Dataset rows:
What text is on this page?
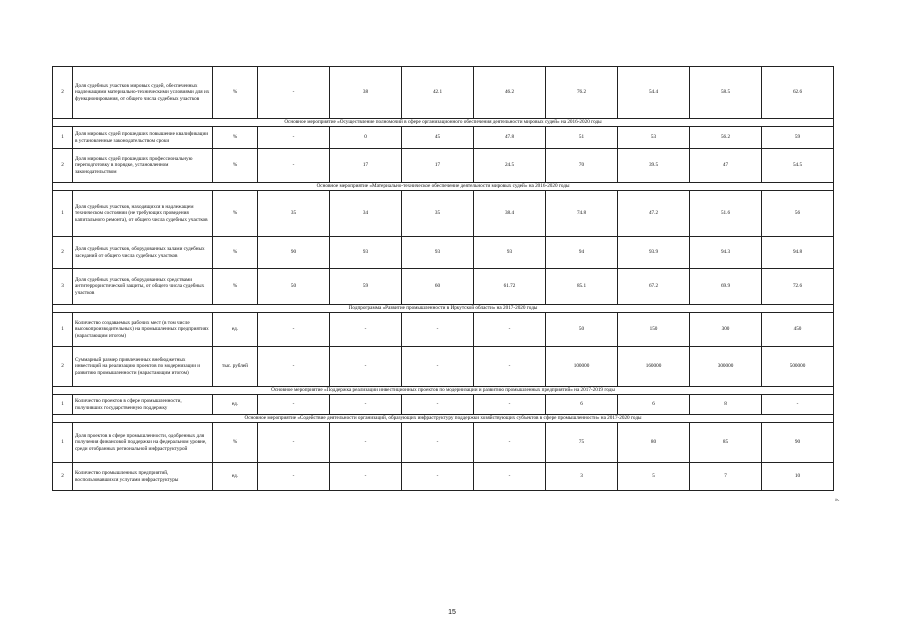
2	Доля судебных участков мировых судей, обеспеченных надлежащими материально-техническими условиями для их функционирования, от общего числа судебных участков	%	-	38	42.1	46.2	76.2	54.4	58.5	62.6
Основное мероприятие «Осуществление полномочий в сфере организационного обеспечения деятельности мировых судей» на 2016-2020 годы										
1	Доля мировых судей прошедших повышение квалификации в установленные законодательством сроки	%	-	0	45	47.8	51	53	56.2	59
2	Доля мировых судей прошедших профессиональную переподготовку в порядке, установленном законодательством	%	-	17	17	24.5	70	39.5	47	54.5
Основное мероприятие «Материально-техническое обеспечение деятельности мировых судей» на 2016-2020 годы										
1	Доля судебных участков, находящихся в надлежащем техническом состоянии (не требующих проведения капитального ремонта), от общего числа судебных участков	%	35	34	35	38.4	74.8	47.2	51.6	56
2	Доля судебных участков, оборудованных залами судебных заседаний от общего числа судебных участков	%	90	93	93	93	94	93.9	94.3	94.8
3	Доля судебных участков, оборудованных средствами антитеррористической защиты, от общего числа судебных участков	%	50	59	60	61.72	85.1	67.2	69.9	72.6
Подпрограмма «Развитие промышленности в Иркутской области» на 2017-2020 годы										
1	Количество создаваемых рабочих мест (в том числе высокопроизводительных) на промышленных предприятиях (нарастающим итогом)	ед.	-	-	-	-	50	150	300	450
2	Суммарный размер привлеченных внебюджетных инвестиций на реализацию проектов по модернизации и развитию промышленности (нарастающим итогом)	тыс. рублей	-	-	-	-	100000	160000	300000	500000
Основное мероприятие «Поддержка реализации инвестиционных проектов по модернизации и развитию промышленных предприятий» на 2017-2019 годы										
1	Количество проектов в сфере промышленности, получивших государственную поддержку	ед.	-	-	-	-	6	6	8	-
Основное мероприятие «Содействие деятельности организаций, образующих инфраструктуру поддержки хозяйствующих субъектов в сфере промышленности» на 2017-2020 годы										
1	Доля проектов в сфере промышленности, одобренных для получения финансовой поддержки на федеральном уровне, среди отобранных региональной инфраструктурой	%	-	-	-	-	75	80	85	90
2	Количество промышленных предприятий, воспользовавшихся услугами инфраструктуры	ед.	-	-	-	-	3	5	7	10
15
».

EXERCISE DESCRIPTION →
Leave the images out, please, and restate each line word for word.

PROBLEM SOLUTION →
What text is on this page?
2	Доля судебных участков мировых судей, обеспеченных надлежащими материально-техническими условиями для их функционирования, от общего числа судебных участков	%	-	38	42.1	46.2	76.2	54.4	58.5	62.6
Основное мероприятие «Осуществление полномочий в сфере организационного обеспечения деятельности мировых судей» на 2016-2020 годы										
1	Доля мировых судей прошедших повышение квалификации в установленные законодательством сроки	%	-	0	45	47.8	51	53	56.2	59
2	Доля мировых судей прошедших профессиональную переподготовку в порядке, установленном законодательством	%	-	17	17	24.5	70	39.5	47	54.5
Основное мероприятие «Материально-техническое обеспечение деятельности мировых судей» на 2016-2020 годы										
1	Доля судебных участков, находящихся в надлежащем техническом состоянии (не требующих проведения капитального ремонта), от общего числа судебных участков	%	35	34	35	38.4	74.8	47.2	51.6	56
2	Доля судебных участков, оборудованных залами судебных заседаний от общего числа судебных участков	%	90	93	93	93	94	93.9	94.3	94.8
3	Доля судебных участков, оборудованных средствами антитеррористической защиты, от общего числа судебных участков	%	50	59	60	61.72	85.1	67.2	69.9	72.6
Подпрограмма «Развитие промышленности в Иркутской области» на 2017-2020 годы										
1	Количество создаваемых рабочих мест (в том числе высокопроизводительных) на промышленных предприятиях (нарастающим итогом)	ед.	-	-	-	-	50	150	300	450
2	Суммарный размер привлеченных внебюджетных инвестиций на реализацию проектов по модернизации и развитию промышленности (нарастающим итогом)	тыс. рублей	-	-	-	-	100000	160000	300000	500000
Основное мероприятие «Поддержка реализации инвестиционных проектов по модернизации и развитию промышленных предприятий» на 2017-2019 годы										
1	Количество проектов в сфере промышленности, получивших государственную поддержку	ед.	-	-	-	-	6	6	8	-
Основное мероприятие «Содействие деятельности организаций, образующих инфраструктуру поддержки хозяйствующих субъектов в сфере промышленности» на 2017-2020 годы										
1	Доля проектов в сфере промышленности, одобренных для получения финансовой поддержки на федеральном уровне, среди отобранных региональной инфраструктурой	%	-	-	-	-	75	80	85	90
2	Количество промышленных предприятий, воспользовавшихся услугами инфраструктуры	ед.	-	-	-	-	3	5	7	10
15
».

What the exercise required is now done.